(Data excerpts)
● ● ●

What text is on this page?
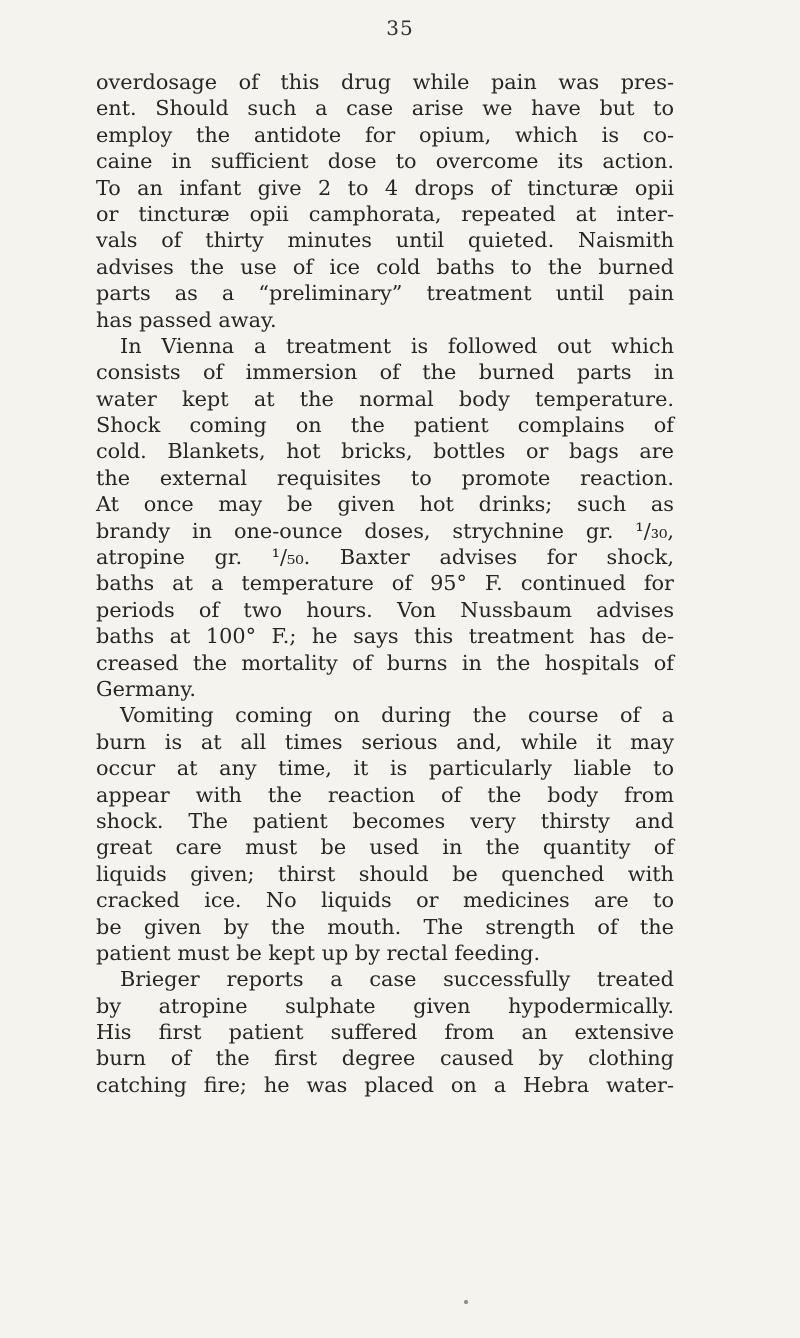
35
overdosage of this drug while pain was pres-
ent. Should such a case arise we have but to
employ the antidote for opium, which is co-
caine in sufficient dose to overcome its action.
To an infant give 2 to 4 drops of tincturæ opii
or tincturæ opii camphorata, repeated at inter-
vals of thirty minutes until quieted. Naismith
advises the use of ice cold baths to the burned
parts as a “preliminary” treatment until pain
has passed away.
In Vienna a treatment is followed out which
consists of immersion of the burned parts in
water kept at the normal body temperature.
Shock coming on the patient complains of
cold. Blankets, hot bricks, bottles or bags are
the external requisites to promote reaction.
At once may be given hot drinks; such as
brandy in one-ounce doses, strychnine gr. ¹/₃₀,
atropine gr. ¹/₅₀. Baxter advises for shock,
baths at a temperature of 95° F. continued for
periods of two hours. Von Nussbaum advises
baths at 100° F.; he says this treatment has de-
creased the mortality of burns in the hospitals of
Germany.
Vomiting coming on during the course of a
burn is at all times serious and, while it may
occur at any time, it is particularly liable to
appear with the reaction of the body from
shock. The patient becomes very thirsty and
great care must be used in the quantity of
liquids given; thirst should be quenched with
cracked ice. No liquids or medicines are to
be given by the mouth. The strength of the
patient must be kept up by rectal feeding.
Brieger reports a case successfully treated
by atropine sulphate given hypodermically.
His first patient suffered from an extensive
burn of the first degree caused by clothing
catching fire; he was placed on a Hebra water-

● ● ●

### [WORK TO COMPLETE]
Set the pictures aside and transcribe the data above exactly.

### [OUTPUT OF THE EXERCISE]
What text is on this page?
35
overdosage of this drug while pain was pres-
ent. Should such a case arise we have but to
employ the antidote for opium, which is co-
caine in sufficient dose to overcome its action.
To an infant give 2 to 4 drops of tincturæ opii
or tincturæ opii camphorata, repeated at inter-
vals of thirty minutes until quieted. Naismith
advises the use of ice cold baths to the burned
parts as a “preliminary” treatment until pain
has passed away.
In Vienna a treatment is followed out which
consists of immersion of the burned parts in
water kept at the normal body temperature.
Shock coming on the patient complains of
cold. Blankets, hot bricks, bottles or bags are
the external requisites to promote reaction.
At once may be given hot drinks; such as
brandy in one-ounce doses, strychnine gr. ¹/₃₀,
atropine gr. ¹/₅₀. Baxter advises for shock,
baths at a temperature of 95° F. continued for
periods of two hours. Von Nussbaum advises
baths at 100° F.; he says this treatment has de-
creased the mortality of burns in the hospitals of
Germany.
Vomiting coming on during the course of a
burn is at all times serious and, while it may
occur at any time, it is particularly liable to
appear with the reaction of the body from
shock. The patient becomes very thirsty and
great care must be used in the quantity of
liquids given; thirst should be quenched with
cracked ice. No liquids or medicines are to
be given by the mouth. The strength of the
patient must be kept up by rectal feeding.
Brieger reports a case successfully treated
by atropine sulphate given hypodermically.
His first patient suffered from an extensive
burn of the first degree caused by clothing
catching fire; he was placed on a Hebra water-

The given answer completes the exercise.